What you should do
Transcribe all of the data exactly. Omit the pictures.

----- Provided data -----

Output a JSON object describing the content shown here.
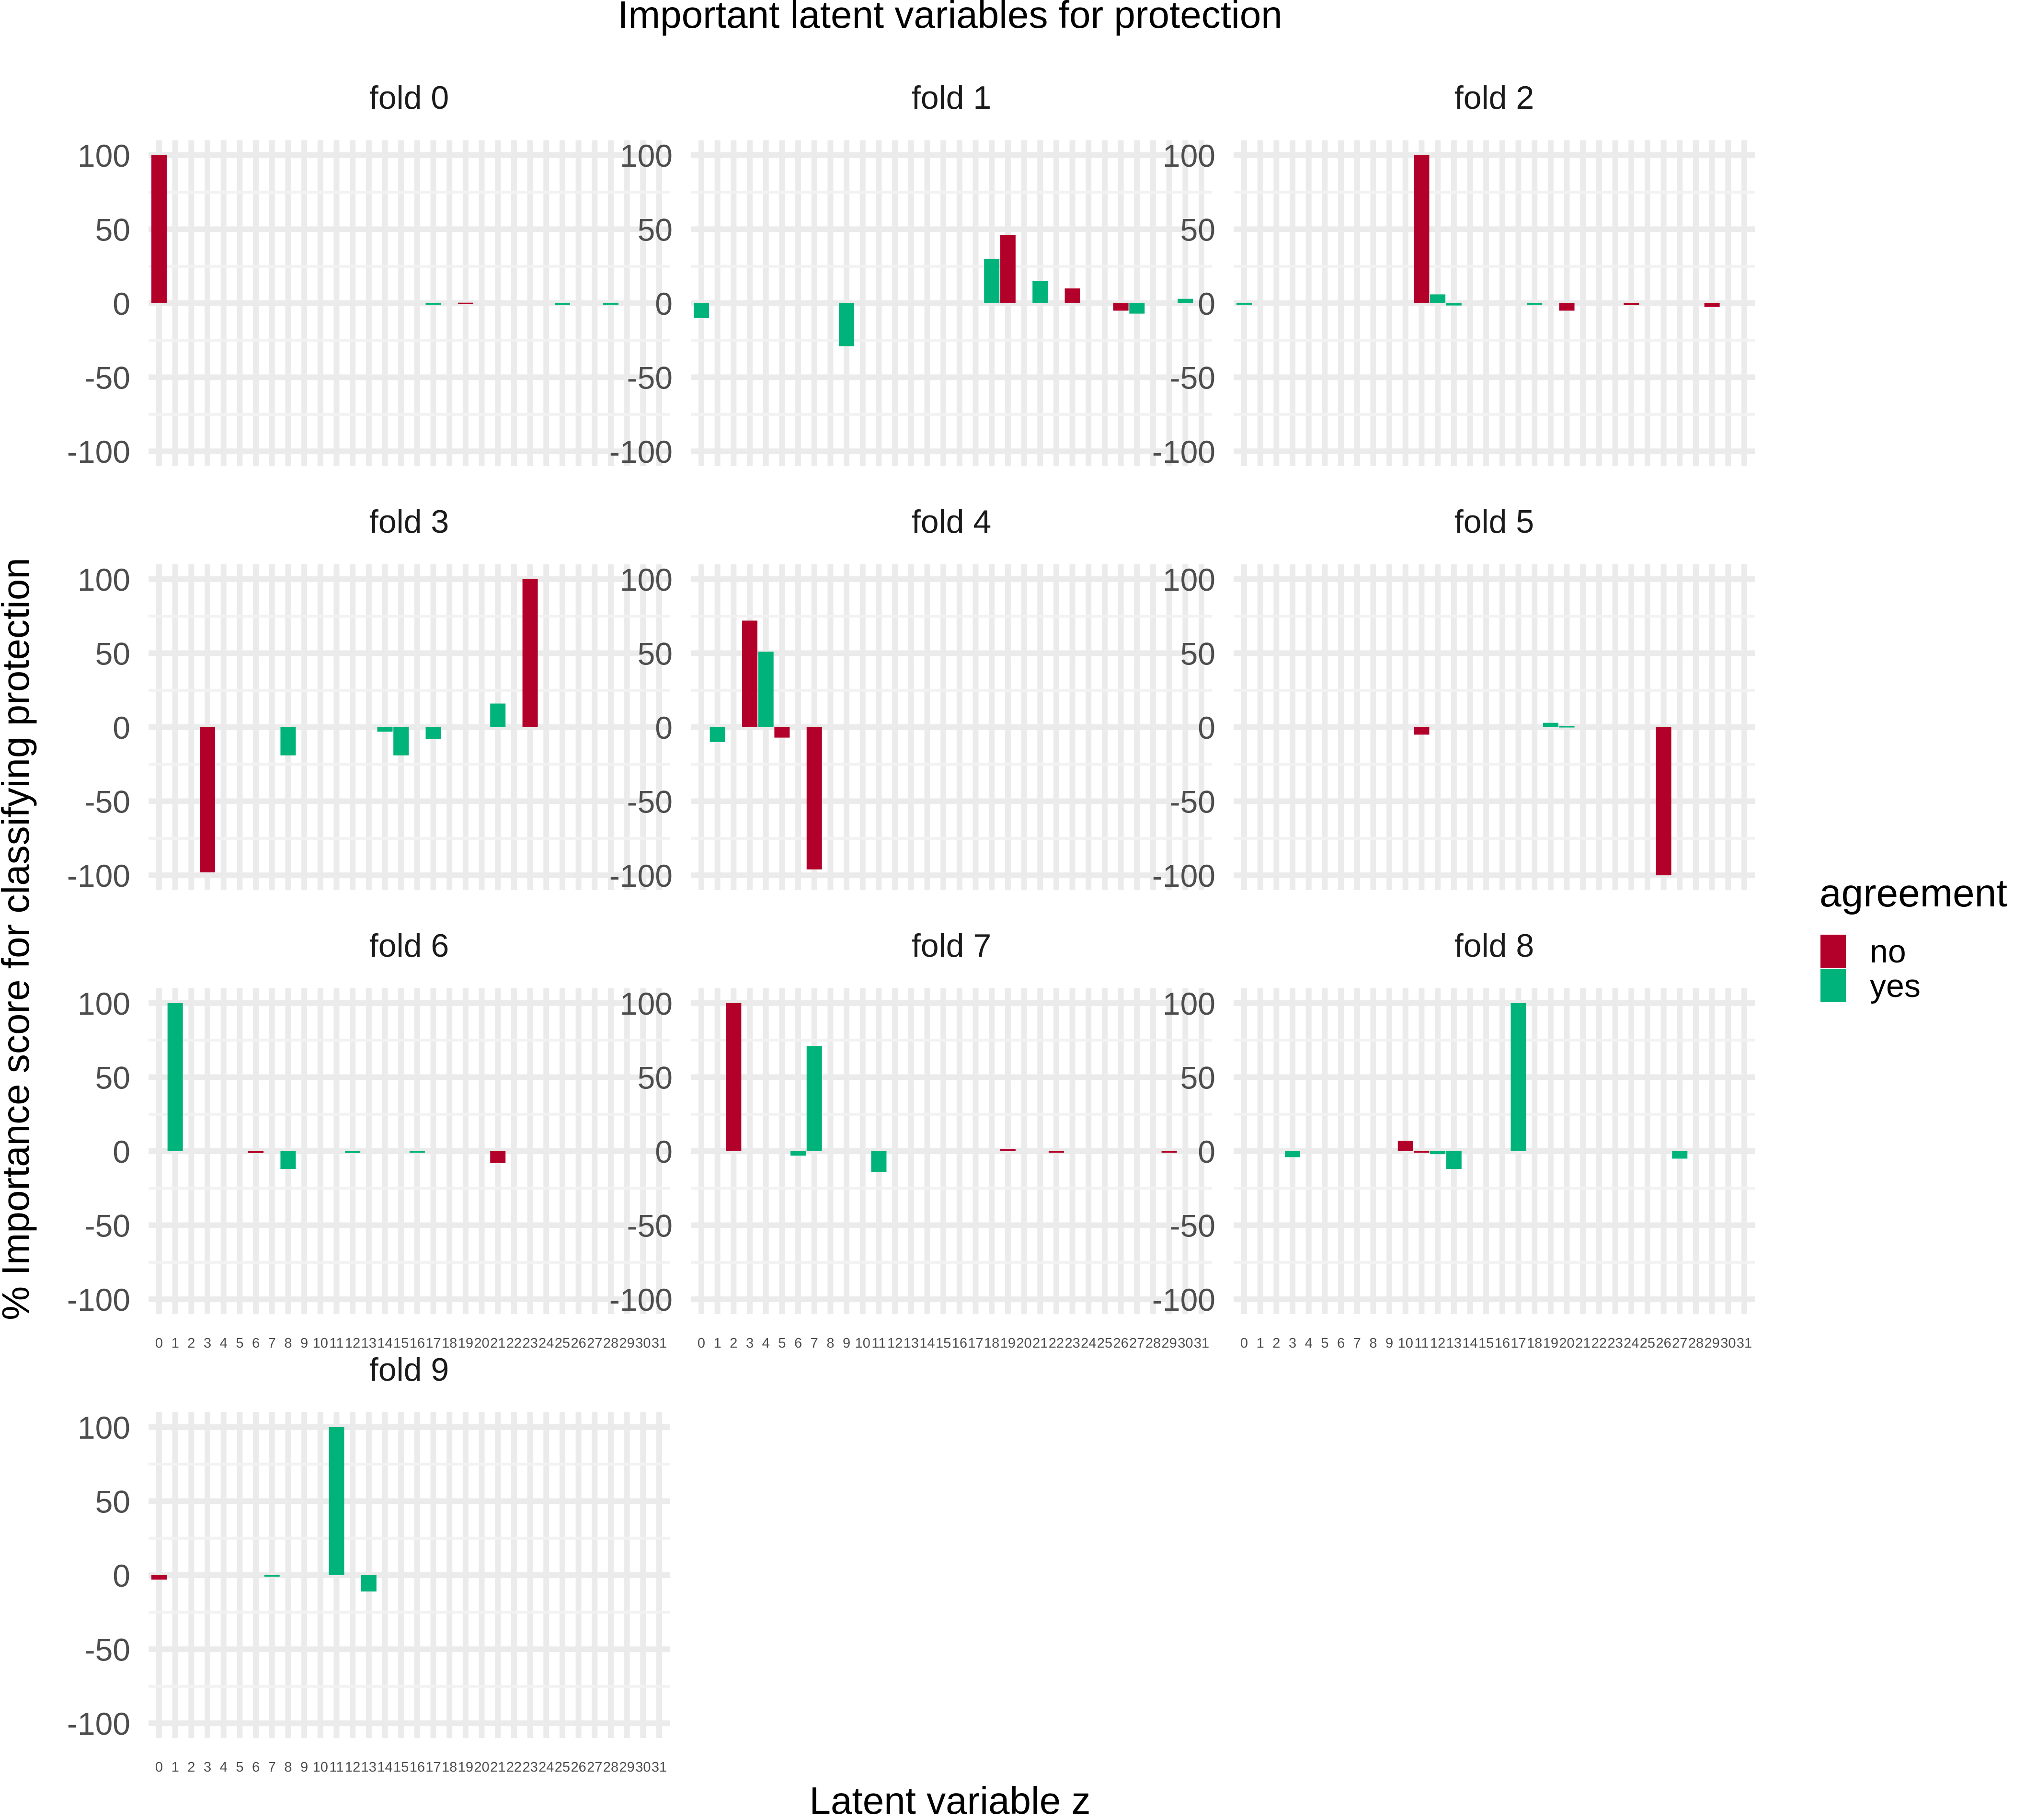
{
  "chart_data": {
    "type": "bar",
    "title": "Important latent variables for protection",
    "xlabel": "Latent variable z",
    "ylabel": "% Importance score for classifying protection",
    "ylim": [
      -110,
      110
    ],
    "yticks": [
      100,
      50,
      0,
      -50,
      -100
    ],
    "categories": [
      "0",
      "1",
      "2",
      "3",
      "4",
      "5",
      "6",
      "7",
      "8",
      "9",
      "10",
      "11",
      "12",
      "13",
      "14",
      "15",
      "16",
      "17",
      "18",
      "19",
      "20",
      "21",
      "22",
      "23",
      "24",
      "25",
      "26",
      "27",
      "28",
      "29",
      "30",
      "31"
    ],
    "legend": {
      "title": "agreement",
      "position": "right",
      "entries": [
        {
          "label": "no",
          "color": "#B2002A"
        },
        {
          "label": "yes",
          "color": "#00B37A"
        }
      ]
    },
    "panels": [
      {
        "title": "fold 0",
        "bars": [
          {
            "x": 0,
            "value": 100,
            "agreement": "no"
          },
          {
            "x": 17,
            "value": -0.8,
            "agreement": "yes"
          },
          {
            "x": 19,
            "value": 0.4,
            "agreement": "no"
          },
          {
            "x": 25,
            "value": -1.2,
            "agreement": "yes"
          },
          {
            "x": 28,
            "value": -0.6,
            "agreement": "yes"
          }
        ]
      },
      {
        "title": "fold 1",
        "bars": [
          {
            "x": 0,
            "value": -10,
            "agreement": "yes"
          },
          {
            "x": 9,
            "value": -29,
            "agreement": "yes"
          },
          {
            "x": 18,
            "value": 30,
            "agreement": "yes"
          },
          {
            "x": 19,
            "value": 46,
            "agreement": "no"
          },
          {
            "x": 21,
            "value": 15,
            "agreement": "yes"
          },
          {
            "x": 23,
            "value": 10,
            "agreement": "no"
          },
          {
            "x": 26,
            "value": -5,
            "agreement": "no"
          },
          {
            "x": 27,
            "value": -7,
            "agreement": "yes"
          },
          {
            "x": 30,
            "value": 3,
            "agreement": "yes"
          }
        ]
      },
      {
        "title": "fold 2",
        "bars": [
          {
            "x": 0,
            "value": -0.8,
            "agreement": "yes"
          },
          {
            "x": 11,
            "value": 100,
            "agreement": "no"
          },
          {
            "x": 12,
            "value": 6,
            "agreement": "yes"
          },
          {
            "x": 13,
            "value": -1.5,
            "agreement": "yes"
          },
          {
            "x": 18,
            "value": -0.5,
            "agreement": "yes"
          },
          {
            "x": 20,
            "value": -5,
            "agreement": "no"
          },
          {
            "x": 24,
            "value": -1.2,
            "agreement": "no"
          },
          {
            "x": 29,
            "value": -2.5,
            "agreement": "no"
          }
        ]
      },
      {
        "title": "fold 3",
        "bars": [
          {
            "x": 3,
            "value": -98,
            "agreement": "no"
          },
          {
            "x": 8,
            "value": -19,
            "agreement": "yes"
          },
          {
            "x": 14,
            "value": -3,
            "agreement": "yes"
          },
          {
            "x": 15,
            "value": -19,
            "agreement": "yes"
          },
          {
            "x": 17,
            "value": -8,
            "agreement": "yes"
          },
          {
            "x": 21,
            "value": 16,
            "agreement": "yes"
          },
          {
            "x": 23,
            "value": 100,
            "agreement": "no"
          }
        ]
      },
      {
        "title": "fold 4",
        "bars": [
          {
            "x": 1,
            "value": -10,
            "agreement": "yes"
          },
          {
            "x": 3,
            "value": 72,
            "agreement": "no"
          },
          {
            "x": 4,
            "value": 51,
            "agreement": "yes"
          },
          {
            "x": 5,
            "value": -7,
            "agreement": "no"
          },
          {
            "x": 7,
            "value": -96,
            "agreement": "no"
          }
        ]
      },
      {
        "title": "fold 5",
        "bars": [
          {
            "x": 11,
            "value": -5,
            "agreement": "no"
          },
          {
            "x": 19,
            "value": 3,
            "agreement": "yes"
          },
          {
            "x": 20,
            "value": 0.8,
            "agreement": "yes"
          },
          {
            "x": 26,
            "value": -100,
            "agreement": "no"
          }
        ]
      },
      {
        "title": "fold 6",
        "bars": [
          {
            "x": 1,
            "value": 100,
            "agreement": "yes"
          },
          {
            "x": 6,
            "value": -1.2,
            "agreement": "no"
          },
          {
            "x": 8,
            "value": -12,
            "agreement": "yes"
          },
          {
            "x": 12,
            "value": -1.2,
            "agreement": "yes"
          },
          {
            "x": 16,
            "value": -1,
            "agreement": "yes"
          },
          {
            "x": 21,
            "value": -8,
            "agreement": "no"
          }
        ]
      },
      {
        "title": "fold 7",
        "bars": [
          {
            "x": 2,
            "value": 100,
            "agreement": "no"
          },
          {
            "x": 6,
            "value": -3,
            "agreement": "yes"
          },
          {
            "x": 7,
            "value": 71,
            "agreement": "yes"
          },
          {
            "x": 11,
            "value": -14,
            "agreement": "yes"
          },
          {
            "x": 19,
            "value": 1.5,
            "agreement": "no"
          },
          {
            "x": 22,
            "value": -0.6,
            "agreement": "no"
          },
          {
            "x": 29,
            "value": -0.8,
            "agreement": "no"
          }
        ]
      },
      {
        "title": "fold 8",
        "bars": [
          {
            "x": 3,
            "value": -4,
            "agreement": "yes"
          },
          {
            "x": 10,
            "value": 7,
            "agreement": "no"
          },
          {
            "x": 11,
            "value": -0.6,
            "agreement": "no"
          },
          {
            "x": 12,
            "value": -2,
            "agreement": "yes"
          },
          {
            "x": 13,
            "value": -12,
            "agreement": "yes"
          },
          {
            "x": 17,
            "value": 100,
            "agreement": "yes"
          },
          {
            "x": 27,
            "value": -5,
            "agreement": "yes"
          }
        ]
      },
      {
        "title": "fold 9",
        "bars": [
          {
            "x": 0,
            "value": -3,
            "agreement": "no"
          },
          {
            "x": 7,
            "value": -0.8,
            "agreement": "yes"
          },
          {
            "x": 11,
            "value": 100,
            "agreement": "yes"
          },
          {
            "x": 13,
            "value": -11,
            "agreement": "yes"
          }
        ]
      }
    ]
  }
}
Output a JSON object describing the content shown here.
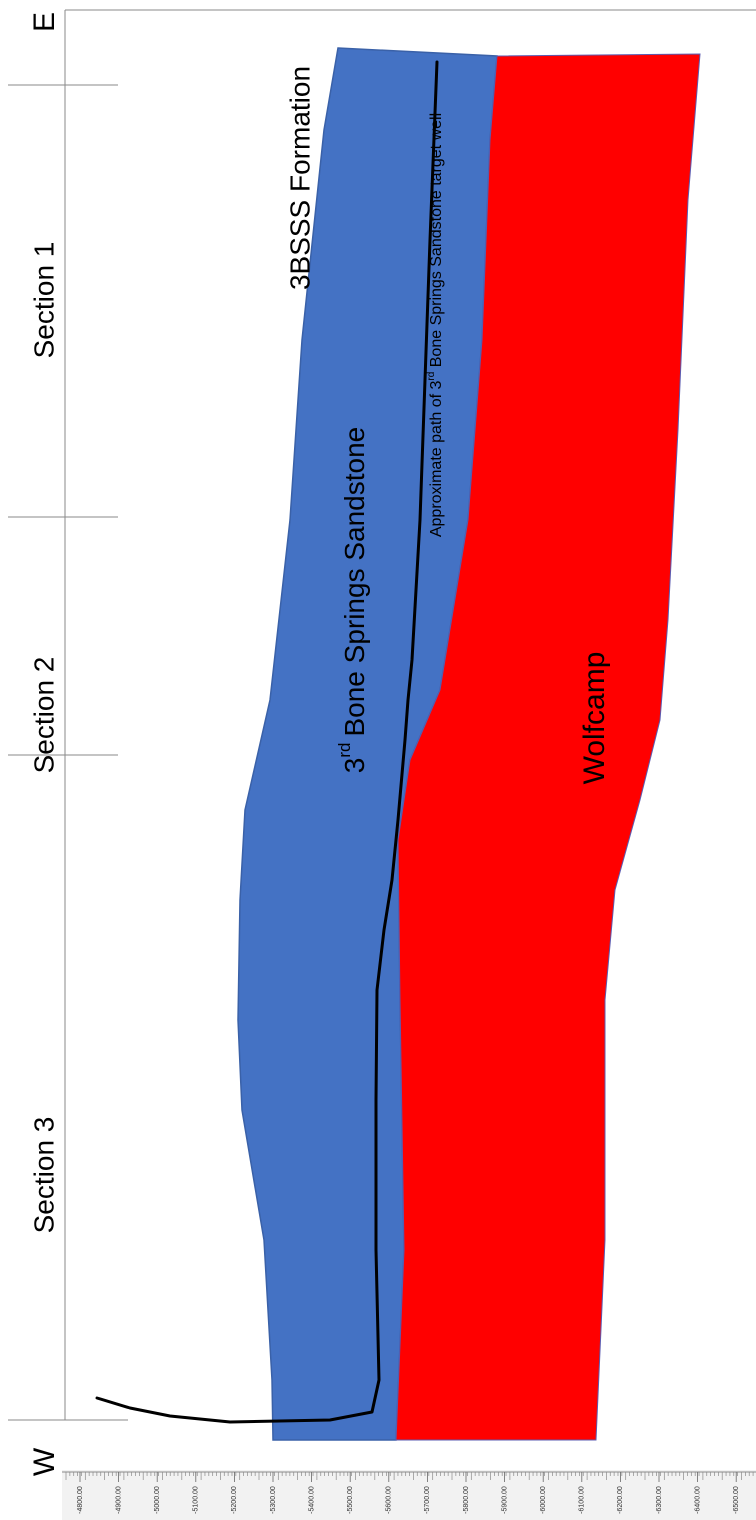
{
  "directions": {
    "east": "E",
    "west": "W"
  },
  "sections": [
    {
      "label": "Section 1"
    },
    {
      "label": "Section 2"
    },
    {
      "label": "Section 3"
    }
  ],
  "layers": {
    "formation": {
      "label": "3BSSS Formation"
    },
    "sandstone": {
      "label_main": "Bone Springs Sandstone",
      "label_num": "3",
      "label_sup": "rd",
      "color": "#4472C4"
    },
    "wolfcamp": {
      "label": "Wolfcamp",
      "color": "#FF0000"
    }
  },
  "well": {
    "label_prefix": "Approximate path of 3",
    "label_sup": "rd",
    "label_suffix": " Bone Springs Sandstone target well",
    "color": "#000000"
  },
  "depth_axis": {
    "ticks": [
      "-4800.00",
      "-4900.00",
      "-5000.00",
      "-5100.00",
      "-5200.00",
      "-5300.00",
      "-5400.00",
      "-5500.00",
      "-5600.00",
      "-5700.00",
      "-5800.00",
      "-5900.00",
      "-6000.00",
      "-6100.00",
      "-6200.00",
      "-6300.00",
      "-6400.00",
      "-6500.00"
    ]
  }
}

-----

Result for this task
Output a JSON object describing the content shown here.
{
  "chart_data": {
    "type": "bar",
    "title": "Important latent variables for protection",
    "xlabel": "Latent variable z",
    "ylabel": "% Importance score for classifying protection",
    "ylim": [
      -110,
      110
    ],
    "yticks": [
      100,
      50,
      0,
      -50,
      -100
    ],
    "categories": [
      "0",
      "1",
      "2",
      "3",
      "4",
      "5",
      "6",
      "7",
      "8",
      "9",
      "10",
      "11",
      "12",
      "13",
      "14",
      "15",
      "16",
      "17",
      "18",
      "19",
      "20",
      "21",
      "22",
      "23",
      "24",
      "25",
      "26",
      "27",
      "28",
      "29",
      "30",
      "31"
    ],
    "legend": {
      "title": "agreement",
      "position": "right",
      "entries": [
        {
          "label": "no",
          "color": "#B2002A"
        },
        {
          "label": "yes",
          "color": "#00B37A"
        }
      ]
    },
    "panels": [
      {
        "title": "fold 0",
        "bars": [
          {
            "x": 0,
            "value": 100,
            "agreement": "no"
          },
          {
            "x": 17,
            "value": -0.8,
            "agreement": "yes"
          },
          {
            "x": 19,
            "value": 0.4,
            "agreement": "no"
          },
          {
            "x": 25,
            "value": -1.2,
            "agreement": "yes"
          },
          {
            "x": 28,
            "value": -0.6,
            "agreement": "yes"
          }
        ]
      },
      {
        "title": "fold 1",
        "bars": [
          {
            "x": 0,
            "value": -10,
            "agreement": "yes"
          },
          {
            "x": 9,
            "value": -29,
            "agreement": "yes"
          },
          {
            "x": 18,
            "value": 30,
            "agreement": "yes"
          },
          {
            "x": 19,
            "value": 46,
            "agreement": "no"
          },
          {
            "x": 21,
            "value": 15,
            "agreement": "yes"
          },
          {
            "x": 23,
            "value": 10,
            "agreement": "no"
          },
          {
            "x": 26,
            "value": -5,
            "agreement": "no"
          },
          {
            "x": 27,
            "value": -7,
            "agreement": "yes"
          },
          {
            "x": 30,
            "value": 3,
            "agreement": "yes"
          }
        ]
      },
      {
        "title": "fold 2",
        "bars": [
          {
            "x": 0,
            "value": -0.8,
            "agreement": "yes"
          },
          {
            "x": 11,
            "value": 100,
            "agreement": "no"
          },
          {
            "x": 12,
            "value": 6,
            "agreement": "yes"
          },
          {
            "x": 13,
            "value": -1.5,
            "agreement": "yes"
          },
          {
            "x": 18,
            "value": -0.5,
            "agreement": "yes"
          },
          {
            "x": 20,
            "value": -5,
            "agreement": "no"
          },
          {
            "x": 24,
            "value": -1.2,
            "agreement": "no"
          },
          {
            "x": 29,
            "value": -2.5,
            "agreement": "no"
          }
        ]
      },
      {
        "title": "fold 3",
        "bars": [
          {
            "x": 3,
            "value": -98,
            "agreement": "no"
          },
          {
            "x": 8,
            "value": -19,
            "agreement": "yes"
          },
          {
            "x": 14,
            "value": -3,
            "agreement": "yes"
          },
          {
            "x": 15,
            "value": -19,
            "agreement": "yes"
          },
          {
            "x": 17,
            "value": -8,
            "agreement": "yes"
          },
          {
            "x": 21,
            "value": 16,
            "agreement": "yes"
          },
          {
            "x": 23,
            "value": 100,
            "agreement": "no"
          }
        ]
      },
      {
        "title": "fold 4",
        "bars": [
          {
            "x": 1,
            "value": -10,
            "agreement": "yes"
          },
          {
            "x": 3,
            "value": 72,
            "agreement": "no"
          },
          {
            "x": 4,
            "value": 51,
            "agreement": "yes"
          },
          {
            "x": 5,
            "value": -7,
            "agreement": "no"
          },
          {
            "x": 7,
            "value": -96,
            "agreement": "no"
          }
        ]
      },
      {
        "title": "fold 5",
        "bars": [
          {
            "x": 11,
            "value": -5,
            "agreement": "no"
          },
          {
            "x": 19,
            "value": 3,
            "agreement": "yes"
          },
          {
            "x": 20,
            "value": 0.8,
            "agreement": "yes"
          },
          {
            "x": 26,
            "value": -100,
            "agreement": "no"
          }
        ]
      },
      {
        "title": "fold 6",
        "bars": [
          {
            "x": 1,
            "value": 100,
            "agreement": "yes"
          },
          {
            "x": 6,
            "value": -1.2,
            "agreement": "no"
          },
          {
            "x": 8,
            "value": -12,
            "agreement": "yes"
          },
          {
            "x": 12,
            "value": -1.2,
            "agreement": "yes"
          },
          {
            "x": 16,
            "value": -1,
            "agreement": "yes"
          },
          {
            "x": 21,
            "value": -8,
            "agreement": "no"
          }
        ]
      },
      {
        "title": "fold 7",
        "bars": [
          {
            "x": 2,
            "value": 100,
            "agreement": "no"
          },
          {
            "x": 6,
            "value": -3,
            "agreement": "yes"
          },
          {
            "x": 7,
            "value": 71,
            "agreement": "yes"
          },
          {
            "x": 11,
            "value": -14,
            "agreement": "yes"
          },
          {
            "x": 19,
            "value": 1.5,
            "agreement": "no"
          },
          {
            "x": 22,
            "value": -0.6,
            "agreement": "no"
          },
          {
            "x": 29,
            "value": -0.8,
            "agreement": "no"
          }
        ]
      },
      {
        "title": "fold 8",
        "bars": [
          {
            "x": 3,
            "value": -4,
            "agreement": "yes"
          },
          {
            "x": 10,
            "value": 7,
            "agreement": "no"
          },
          {
            "x": 11,
            "value": -0.6,
            "agreement": "no"
          },
          {
            "x": 12,
            "value": -2,
            "agreement": "yes"
          },
          {
            "x": 13,
            "value": -12,
            "agreement": "yes"
          },
          {
            "x": 17,
            "value": 100,
            "agreement": "yes"
          },
          {
            "x": 27,
            "value": -5,
            "agreement": "yes"
          }
        ]
      },
      {
        "title": "fold 9",
        "bars": [
          {
            "x": 0,
            "value": -3,
            "agreement": "no"
          },
          {
            "x": 7,
            "value": -0.8,
            "agreement": "yes"
          },
          {
            "x": 11,
            "value": 100,
            "agreement": "yes"
          },
          {
            "x": 13,
            "value": -11,
            "agreement": "yes"
          }
        ]
      }
    ]
  }
}
Output a JSON object describing the content shown here.
{
  "directions": {
    "east": "E",
    "west": "W"
  },
  "sections": [
    {
      "label": "Section 1"
    },
    {
      "label": "Section 2"
    },
    {
      "label": "Section 3"
    }
  ],
  "layers": {
    "formation": {
      "label": "3BSSS Formation"
    },
    "sandstone": {
      "label_main": "Bone Springs Sandstone",
      "label_num": "3",
      "label_sup": "rd",
      "color": "#4472C4"
    },
    "wolfcamp": {
      "label": "Wolfcamp",
      "color": "#FF0000"
    }
  },
  "well": {
    "label_prefix": "Approximate path of 3",
    "label_sup": "rd",
    "label_suffix": " Bone Springs Sandstone target well",
    "color": "#000000"
  },
  "depth_axis": {
    "ticks": [
      "-4800.00",
      "-4900.00",
      "-5000.00",
      "-5100.00",
      "-5200.00",
      "-5300.00",
      "-5400.00",
      "-5500.00",
      "-5600.00",
      "-5700.00",
      "-5800.00",
      "-5900.00",
      "-6000.00",
      "-6100.00",
      "-6200.00",
      "-6300.00",
      "-6400.00",
      "-6500.00"
    ]
  }
}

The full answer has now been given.